Collected data

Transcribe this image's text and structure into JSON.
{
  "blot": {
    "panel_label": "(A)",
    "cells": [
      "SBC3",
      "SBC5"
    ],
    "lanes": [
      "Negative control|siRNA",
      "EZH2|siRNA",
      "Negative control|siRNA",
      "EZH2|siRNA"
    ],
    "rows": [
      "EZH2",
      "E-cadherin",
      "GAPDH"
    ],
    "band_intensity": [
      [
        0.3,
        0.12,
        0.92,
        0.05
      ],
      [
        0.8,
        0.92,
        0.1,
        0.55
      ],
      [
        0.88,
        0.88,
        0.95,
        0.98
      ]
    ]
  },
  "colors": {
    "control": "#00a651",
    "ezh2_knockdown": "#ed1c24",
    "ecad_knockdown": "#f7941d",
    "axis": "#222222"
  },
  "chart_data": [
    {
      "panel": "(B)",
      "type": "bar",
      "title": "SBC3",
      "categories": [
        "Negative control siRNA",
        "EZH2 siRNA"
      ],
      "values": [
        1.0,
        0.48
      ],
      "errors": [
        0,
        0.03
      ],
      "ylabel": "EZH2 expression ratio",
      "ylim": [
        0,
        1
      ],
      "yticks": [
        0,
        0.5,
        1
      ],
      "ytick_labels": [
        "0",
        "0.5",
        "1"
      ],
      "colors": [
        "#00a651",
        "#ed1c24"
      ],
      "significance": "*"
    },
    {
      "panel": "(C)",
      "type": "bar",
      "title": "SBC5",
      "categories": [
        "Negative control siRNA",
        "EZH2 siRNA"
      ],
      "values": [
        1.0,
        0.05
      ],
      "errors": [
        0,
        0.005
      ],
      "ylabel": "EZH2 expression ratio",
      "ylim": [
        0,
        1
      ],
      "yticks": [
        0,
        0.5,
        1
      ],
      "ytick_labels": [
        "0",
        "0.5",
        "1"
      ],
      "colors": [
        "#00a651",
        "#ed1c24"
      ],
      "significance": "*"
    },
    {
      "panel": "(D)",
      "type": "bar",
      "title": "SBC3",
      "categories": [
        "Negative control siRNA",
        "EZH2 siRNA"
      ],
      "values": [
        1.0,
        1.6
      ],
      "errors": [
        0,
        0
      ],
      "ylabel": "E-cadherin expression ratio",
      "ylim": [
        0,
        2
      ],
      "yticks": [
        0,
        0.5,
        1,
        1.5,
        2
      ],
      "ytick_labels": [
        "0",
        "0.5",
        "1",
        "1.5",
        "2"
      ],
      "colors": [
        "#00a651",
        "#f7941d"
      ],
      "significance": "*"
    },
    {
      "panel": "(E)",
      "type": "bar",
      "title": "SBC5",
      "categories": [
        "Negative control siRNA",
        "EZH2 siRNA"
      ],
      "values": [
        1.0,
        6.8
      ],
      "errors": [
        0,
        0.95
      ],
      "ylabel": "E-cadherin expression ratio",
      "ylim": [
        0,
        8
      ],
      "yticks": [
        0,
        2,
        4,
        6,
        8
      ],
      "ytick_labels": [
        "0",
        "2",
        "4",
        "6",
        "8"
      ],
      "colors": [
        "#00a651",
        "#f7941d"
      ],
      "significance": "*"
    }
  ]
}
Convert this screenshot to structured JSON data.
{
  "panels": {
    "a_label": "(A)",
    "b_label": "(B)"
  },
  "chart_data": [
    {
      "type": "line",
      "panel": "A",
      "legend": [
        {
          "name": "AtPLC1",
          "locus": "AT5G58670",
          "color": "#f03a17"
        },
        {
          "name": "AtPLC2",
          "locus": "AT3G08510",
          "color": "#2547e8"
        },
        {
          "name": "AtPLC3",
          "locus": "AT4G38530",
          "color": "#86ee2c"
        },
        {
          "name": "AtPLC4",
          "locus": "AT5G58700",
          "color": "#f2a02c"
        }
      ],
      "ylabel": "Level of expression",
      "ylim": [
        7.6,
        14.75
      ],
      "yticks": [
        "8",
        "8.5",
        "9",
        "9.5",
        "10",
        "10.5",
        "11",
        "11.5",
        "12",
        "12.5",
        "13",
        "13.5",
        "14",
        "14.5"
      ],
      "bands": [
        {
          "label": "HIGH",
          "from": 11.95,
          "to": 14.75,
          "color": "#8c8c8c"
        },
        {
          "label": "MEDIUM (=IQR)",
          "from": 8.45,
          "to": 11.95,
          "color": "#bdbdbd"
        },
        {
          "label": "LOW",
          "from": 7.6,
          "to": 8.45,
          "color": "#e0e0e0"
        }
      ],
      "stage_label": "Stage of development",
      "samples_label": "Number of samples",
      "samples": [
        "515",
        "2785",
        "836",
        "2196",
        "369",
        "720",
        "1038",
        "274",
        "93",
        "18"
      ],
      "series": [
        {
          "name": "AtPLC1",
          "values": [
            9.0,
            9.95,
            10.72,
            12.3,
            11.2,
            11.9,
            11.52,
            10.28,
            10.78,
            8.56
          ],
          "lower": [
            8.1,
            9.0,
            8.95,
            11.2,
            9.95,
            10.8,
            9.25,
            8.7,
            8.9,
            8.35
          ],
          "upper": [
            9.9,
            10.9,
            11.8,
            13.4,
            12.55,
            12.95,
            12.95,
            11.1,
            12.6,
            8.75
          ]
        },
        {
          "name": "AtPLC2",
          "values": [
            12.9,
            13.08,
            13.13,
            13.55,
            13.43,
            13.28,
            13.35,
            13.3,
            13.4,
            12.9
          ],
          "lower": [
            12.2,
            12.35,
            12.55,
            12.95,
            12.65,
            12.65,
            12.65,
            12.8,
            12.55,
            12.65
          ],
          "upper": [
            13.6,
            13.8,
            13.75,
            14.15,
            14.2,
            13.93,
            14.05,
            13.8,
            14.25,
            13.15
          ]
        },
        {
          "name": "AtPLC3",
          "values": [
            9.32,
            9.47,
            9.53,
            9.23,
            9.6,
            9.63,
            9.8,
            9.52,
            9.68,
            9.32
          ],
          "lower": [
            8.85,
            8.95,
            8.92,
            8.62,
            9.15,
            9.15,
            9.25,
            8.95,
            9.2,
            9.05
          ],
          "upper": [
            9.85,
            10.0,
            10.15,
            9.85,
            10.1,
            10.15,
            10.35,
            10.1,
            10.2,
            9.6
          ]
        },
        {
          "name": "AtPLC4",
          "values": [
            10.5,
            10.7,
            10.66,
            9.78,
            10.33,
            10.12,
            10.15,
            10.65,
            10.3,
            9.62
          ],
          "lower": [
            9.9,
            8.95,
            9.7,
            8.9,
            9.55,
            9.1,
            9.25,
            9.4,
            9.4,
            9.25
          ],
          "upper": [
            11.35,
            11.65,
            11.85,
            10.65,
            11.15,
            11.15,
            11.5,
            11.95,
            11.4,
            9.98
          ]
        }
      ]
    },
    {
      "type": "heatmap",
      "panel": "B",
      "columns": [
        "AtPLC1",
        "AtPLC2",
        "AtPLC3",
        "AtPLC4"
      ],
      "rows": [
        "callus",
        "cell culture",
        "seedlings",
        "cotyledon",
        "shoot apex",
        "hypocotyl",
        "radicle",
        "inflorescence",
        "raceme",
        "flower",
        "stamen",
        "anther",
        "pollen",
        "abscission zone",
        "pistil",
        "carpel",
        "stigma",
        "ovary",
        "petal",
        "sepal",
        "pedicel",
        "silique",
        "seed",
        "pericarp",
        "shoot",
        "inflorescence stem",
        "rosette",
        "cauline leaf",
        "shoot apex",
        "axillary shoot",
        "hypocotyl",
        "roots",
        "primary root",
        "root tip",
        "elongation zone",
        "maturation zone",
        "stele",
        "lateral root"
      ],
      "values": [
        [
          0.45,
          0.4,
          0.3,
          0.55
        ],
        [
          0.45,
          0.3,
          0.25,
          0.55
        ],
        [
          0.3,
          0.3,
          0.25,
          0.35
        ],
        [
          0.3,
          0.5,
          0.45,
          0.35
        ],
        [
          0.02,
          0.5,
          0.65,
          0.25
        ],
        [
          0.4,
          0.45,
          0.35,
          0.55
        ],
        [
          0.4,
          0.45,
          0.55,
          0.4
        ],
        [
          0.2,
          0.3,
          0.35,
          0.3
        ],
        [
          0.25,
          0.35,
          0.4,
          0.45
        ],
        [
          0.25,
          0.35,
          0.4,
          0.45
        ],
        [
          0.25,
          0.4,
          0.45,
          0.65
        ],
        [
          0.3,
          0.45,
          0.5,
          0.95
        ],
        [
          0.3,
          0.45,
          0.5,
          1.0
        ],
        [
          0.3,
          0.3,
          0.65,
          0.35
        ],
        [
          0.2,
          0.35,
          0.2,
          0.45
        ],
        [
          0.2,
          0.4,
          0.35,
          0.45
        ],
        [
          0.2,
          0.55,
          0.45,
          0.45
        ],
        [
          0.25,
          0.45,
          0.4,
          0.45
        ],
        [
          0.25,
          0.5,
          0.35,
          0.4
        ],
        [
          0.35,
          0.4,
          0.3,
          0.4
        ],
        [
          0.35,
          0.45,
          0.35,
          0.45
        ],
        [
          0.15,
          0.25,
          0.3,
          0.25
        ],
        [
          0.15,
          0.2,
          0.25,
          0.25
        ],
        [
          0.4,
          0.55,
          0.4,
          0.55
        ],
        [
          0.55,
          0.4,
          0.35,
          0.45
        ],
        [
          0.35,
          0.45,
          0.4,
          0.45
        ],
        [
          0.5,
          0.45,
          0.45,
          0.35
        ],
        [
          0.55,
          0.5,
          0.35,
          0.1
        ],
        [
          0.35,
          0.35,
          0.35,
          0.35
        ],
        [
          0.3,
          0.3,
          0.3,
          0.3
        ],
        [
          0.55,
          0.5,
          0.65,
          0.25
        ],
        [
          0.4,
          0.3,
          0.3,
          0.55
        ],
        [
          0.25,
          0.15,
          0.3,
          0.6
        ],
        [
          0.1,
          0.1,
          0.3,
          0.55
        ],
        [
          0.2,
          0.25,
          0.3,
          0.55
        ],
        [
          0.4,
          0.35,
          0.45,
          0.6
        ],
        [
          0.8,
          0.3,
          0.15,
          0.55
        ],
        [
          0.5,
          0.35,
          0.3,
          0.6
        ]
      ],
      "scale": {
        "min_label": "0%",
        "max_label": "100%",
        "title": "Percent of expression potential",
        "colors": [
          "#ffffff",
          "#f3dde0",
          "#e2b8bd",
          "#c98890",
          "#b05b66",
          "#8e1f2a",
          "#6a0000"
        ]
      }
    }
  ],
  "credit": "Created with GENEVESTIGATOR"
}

• **EXERCISE BRIEF**
Show every line from the entries above in which the word "JSON" appears.

• **RESPONSE TO THE TASK**
Transcribe this image's text and structure into JSON.
Convert this screenshot to structured JSON data.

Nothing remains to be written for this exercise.